Page excerpt below:
Second place in the Throwdown went to M.A.D. (Mobile Application Development) Partners for its Mobile Active Defense platform. The company's Mobile Enterprise Compliance and Security (MECS) Server v1.1 is a device, virtual device or SaaS offering that controls access to applications for smartphones. The position of M.A.D.'s founders when they started the company three years ago was that application stores are the largest single malicious software delivery mechanism in the world. That position has not changed, but the ability of companies that have smartphone users to protect their enterprises has. Our judges were just M.A.D. enough to give this company the thumbs-up for second place.
According to M.A.D., there are two approaches to dealing with apps: the so-called BlackBerry approach (basically the phone as a dumb terminal) and the sandbox approach. The trouble with the latter is that the user can bypass the sandbox by turning it off because it, itself, is an app. And, of course, jailbreaking is a common practice and that also opens these devices up to a variety of security problems, most of which are application-borne.
So what is needed, the partners reasoned, was an approach that amounts to a network access control (NAC) system for applications. And that, basically, is what the MECS server is. MECS targets Apple devices, Droid-based devices, Windows Mobile 6.1 and 6.5, and Symbian-based products. BlackBerry already is, arguably, the most natively secure.
If one is downloading a computer application to a PC on the organization's enterprise, the user would need permission to load it into their computer. That permission usually is not granted lightly, and most users do not have administrator rights on company PCs. M.A.D. figures that smartphones should be no different. But achieving this control had to be easy. The MECS server does the trick.
First, the MECS server configures just like a firewall, so system administrators already know how to set it up. Second, smartphone users must go through the MECS Server to access the internet. When the smartphone tries to access the internet, it sets up a VPN to the MECS server. That server can reside physically at the organization or it can manifest as a SaaS service in the cloud. If the site that the smartphone wants to browse is allowed by the MECS Server's policy, the connection is made.
End of Page excerpt.
| Complete the following |
1. In the MECS Server article, what place did M.A.D. Partners take in the Throwdown?
2. Copy the MECS Server article from "If one is downloading" up to and including "does the trick.", using "approval" in place of every "permission".
Given data below:
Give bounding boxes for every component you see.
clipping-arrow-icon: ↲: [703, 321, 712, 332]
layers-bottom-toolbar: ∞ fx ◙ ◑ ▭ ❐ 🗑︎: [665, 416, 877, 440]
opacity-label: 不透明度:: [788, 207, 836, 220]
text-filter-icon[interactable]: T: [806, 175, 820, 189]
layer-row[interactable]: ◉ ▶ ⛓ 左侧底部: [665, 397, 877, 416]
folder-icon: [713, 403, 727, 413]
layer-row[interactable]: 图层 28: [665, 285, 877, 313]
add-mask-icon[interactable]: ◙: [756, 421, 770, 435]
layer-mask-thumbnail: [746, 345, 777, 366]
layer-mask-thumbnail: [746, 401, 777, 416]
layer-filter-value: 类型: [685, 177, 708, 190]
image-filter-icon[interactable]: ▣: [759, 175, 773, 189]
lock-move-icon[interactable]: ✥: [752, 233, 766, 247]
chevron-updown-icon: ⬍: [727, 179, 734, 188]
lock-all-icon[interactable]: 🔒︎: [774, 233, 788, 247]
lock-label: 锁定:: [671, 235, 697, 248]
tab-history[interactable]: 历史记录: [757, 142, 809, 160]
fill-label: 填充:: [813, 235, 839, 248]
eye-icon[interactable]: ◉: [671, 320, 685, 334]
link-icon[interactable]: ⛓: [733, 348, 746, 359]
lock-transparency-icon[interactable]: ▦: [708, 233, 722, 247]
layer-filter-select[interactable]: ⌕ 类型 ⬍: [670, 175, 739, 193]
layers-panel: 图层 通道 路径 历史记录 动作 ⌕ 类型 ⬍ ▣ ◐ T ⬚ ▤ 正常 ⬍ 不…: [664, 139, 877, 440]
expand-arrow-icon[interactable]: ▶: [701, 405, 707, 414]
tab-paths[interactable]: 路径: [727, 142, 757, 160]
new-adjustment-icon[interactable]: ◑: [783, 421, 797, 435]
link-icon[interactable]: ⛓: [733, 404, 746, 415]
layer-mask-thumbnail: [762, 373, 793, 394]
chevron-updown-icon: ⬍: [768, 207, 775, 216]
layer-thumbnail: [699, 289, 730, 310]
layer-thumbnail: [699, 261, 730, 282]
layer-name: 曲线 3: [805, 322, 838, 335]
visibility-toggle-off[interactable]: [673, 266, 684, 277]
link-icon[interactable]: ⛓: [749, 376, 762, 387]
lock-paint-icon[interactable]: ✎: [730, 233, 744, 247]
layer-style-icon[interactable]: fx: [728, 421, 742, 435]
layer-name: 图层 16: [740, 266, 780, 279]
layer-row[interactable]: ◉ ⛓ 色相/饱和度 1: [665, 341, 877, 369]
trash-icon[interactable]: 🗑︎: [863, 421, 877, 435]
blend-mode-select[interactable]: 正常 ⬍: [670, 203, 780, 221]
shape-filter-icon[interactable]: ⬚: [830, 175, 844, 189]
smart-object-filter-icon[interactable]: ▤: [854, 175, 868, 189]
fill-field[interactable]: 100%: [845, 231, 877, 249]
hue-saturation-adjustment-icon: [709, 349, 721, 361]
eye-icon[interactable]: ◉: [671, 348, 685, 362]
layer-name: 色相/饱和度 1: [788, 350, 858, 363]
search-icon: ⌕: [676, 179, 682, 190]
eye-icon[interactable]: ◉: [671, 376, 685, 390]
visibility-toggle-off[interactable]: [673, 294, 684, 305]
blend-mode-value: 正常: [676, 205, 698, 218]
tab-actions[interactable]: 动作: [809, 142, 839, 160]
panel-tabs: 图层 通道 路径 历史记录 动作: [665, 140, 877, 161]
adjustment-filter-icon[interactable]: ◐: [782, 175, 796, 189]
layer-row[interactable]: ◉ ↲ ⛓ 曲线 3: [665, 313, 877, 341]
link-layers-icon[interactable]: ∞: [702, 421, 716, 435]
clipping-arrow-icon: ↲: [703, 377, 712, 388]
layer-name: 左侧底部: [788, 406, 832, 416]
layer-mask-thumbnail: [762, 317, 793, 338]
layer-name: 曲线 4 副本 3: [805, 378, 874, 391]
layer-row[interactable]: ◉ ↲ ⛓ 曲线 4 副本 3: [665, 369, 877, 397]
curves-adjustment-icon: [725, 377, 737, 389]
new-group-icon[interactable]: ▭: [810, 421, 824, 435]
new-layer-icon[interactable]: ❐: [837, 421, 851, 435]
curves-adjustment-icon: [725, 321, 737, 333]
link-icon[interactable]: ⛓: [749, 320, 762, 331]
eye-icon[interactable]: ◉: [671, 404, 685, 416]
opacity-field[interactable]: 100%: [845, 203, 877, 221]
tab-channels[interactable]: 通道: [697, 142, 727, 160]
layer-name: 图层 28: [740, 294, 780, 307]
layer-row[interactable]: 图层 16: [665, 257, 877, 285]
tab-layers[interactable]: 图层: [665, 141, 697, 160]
End of Given data.
| Numbered answers |
1. Second place.

2.
If one is downloading a computer application to a PC on the organization's enterprise, the user would need approval to load it into their computer. That approval usually is not granted lightly, and most users do not have administrator rights on company PCs. M.A.D. figures that smartphones should be no different. But achieving this control had to be easy. The MECS server does the trick.